--- start of Supplied records ---

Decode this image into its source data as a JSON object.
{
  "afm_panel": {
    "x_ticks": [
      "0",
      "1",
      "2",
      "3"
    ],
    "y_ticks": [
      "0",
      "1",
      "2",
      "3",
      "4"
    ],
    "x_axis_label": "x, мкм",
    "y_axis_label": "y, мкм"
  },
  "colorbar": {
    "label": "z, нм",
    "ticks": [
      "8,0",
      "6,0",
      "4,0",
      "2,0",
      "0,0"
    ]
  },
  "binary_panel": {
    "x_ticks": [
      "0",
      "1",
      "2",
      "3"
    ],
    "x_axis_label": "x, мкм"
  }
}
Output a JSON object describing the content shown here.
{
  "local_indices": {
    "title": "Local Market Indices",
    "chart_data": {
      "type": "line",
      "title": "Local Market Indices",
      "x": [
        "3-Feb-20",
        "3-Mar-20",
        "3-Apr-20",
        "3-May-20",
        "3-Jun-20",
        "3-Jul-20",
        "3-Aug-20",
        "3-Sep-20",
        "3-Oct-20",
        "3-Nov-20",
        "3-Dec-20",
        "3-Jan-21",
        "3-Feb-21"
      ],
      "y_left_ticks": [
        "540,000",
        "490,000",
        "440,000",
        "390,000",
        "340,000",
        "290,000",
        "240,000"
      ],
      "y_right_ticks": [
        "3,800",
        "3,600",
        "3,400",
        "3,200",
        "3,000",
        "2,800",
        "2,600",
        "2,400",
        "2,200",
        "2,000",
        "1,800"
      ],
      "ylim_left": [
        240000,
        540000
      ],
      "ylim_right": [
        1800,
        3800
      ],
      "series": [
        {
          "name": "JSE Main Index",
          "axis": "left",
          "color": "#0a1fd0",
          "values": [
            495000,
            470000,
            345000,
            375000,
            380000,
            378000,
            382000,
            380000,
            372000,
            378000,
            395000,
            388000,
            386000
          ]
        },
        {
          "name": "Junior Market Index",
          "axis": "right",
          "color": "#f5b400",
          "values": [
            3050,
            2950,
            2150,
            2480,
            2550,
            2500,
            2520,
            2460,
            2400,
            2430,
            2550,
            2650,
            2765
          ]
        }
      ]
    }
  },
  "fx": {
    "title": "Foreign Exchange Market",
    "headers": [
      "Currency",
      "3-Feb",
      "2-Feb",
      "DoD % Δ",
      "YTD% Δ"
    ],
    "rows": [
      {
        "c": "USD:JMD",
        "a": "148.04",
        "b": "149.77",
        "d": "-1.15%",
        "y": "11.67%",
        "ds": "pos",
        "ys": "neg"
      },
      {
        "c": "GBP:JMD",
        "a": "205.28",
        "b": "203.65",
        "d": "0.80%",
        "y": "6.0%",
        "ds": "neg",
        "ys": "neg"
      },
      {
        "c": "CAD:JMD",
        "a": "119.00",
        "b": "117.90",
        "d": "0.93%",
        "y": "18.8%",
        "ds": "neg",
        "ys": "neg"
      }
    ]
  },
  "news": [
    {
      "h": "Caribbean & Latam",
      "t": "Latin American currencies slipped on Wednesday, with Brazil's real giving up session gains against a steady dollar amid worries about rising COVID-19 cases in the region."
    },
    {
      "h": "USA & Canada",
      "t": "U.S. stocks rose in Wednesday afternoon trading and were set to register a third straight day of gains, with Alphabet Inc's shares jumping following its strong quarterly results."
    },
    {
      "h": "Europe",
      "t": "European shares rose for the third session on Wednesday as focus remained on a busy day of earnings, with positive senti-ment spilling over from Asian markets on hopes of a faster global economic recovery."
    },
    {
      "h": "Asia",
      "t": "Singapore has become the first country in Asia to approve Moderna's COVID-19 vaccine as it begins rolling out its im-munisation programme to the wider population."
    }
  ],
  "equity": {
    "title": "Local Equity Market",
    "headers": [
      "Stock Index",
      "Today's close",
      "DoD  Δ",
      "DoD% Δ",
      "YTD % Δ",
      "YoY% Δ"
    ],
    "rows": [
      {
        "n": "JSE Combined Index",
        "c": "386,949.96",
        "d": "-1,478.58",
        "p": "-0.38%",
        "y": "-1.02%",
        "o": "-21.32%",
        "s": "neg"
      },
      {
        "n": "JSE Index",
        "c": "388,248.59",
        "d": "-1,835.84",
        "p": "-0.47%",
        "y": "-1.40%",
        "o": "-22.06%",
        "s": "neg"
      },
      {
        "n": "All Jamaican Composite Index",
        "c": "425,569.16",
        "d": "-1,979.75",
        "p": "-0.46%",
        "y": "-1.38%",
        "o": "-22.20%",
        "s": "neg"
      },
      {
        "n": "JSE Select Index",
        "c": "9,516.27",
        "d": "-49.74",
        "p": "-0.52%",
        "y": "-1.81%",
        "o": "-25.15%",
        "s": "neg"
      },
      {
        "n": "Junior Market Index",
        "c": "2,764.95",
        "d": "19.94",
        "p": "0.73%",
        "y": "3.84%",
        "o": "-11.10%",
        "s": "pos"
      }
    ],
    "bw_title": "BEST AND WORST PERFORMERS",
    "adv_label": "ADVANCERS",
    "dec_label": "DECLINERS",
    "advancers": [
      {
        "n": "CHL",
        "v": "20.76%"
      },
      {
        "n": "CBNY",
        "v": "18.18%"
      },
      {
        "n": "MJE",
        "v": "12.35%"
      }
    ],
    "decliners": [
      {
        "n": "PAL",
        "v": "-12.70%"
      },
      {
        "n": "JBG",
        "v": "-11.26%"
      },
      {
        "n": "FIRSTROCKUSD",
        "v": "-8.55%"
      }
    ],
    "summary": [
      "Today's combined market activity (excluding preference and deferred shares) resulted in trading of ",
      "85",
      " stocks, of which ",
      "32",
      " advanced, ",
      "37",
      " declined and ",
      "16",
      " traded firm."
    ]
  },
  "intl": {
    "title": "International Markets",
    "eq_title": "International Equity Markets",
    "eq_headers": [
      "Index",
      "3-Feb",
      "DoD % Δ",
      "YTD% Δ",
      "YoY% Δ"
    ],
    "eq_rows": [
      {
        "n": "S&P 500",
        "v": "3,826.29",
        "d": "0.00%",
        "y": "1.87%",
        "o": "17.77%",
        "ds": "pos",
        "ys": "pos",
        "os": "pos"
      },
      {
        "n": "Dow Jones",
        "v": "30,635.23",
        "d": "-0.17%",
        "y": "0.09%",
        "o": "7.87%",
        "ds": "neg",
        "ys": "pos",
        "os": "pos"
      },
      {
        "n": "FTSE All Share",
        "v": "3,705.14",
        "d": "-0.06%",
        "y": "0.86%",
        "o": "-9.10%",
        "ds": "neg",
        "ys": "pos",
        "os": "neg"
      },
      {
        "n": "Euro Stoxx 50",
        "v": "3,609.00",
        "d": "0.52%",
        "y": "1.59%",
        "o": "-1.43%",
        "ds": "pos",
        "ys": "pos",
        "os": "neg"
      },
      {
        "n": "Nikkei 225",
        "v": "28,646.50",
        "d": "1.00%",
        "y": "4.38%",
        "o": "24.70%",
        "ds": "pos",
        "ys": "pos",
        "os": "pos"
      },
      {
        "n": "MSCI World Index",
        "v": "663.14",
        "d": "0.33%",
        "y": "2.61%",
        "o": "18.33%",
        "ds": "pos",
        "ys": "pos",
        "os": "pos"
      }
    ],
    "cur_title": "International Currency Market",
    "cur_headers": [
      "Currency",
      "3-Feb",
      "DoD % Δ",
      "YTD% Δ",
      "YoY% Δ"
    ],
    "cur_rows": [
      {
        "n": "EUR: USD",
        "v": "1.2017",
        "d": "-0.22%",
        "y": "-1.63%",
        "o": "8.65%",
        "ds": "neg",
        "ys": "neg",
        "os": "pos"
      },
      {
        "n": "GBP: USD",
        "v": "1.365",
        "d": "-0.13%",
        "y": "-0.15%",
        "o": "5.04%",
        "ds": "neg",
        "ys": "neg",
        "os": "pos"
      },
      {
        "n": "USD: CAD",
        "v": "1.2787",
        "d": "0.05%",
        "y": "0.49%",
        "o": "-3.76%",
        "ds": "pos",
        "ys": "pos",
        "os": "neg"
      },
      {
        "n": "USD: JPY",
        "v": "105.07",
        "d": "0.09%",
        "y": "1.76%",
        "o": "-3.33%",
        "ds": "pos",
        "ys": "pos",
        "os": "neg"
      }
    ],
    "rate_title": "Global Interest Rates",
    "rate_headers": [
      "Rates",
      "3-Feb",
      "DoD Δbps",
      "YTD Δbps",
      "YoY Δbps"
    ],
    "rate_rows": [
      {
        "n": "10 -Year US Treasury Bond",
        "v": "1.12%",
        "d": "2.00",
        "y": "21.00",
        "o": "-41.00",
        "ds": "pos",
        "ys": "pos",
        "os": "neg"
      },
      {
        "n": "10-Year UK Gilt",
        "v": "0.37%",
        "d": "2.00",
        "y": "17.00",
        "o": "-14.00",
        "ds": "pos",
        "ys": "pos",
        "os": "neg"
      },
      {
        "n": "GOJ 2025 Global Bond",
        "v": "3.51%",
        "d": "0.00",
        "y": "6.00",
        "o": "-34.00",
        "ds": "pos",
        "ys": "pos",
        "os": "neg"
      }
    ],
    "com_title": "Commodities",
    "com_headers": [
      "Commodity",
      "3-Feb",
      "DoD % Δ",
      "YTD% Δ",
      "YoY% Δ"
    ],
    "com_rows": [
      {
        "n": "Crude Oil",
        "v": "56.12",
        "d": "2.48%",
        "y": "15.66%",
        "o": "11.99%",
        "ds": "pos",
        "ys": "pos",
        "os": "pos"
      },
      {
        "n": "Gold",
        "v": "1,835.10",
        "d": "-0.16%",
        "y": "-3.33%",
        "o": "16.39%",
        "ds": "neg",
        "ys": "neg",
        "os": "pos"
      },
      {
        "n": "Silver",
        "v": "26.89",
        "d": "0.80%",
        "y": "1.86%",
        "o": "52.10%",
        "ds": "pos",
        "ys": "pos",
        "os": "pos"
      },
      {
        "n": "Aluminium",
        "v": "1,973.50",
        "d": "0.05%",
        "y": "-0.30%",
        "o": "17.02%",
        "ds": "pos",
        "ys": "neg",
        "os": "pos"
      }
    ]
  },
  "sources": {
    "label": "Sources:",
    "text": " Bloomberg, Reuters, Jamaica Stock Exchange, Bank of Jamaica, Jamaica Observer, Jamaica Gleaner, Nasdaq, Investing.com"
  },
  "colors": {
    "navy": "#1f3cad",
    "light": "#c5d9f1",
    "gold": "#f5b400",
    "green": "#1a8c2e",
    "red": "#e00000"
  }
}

--- end of Supplied records ---

◆ **Goal of the exercise**
Find all the lines containing "trading" in the material, then copy them.

◆ **Complete answer**
      "t": "U.S. stocks rose in Wednesday afternoon trading and were set to register a third straight day of gains, with Alphabet Inc's shares jumping following its strong quarterly results."
      "Today's combined market activity (excluding preference and deferred shares) resulted in trading of ",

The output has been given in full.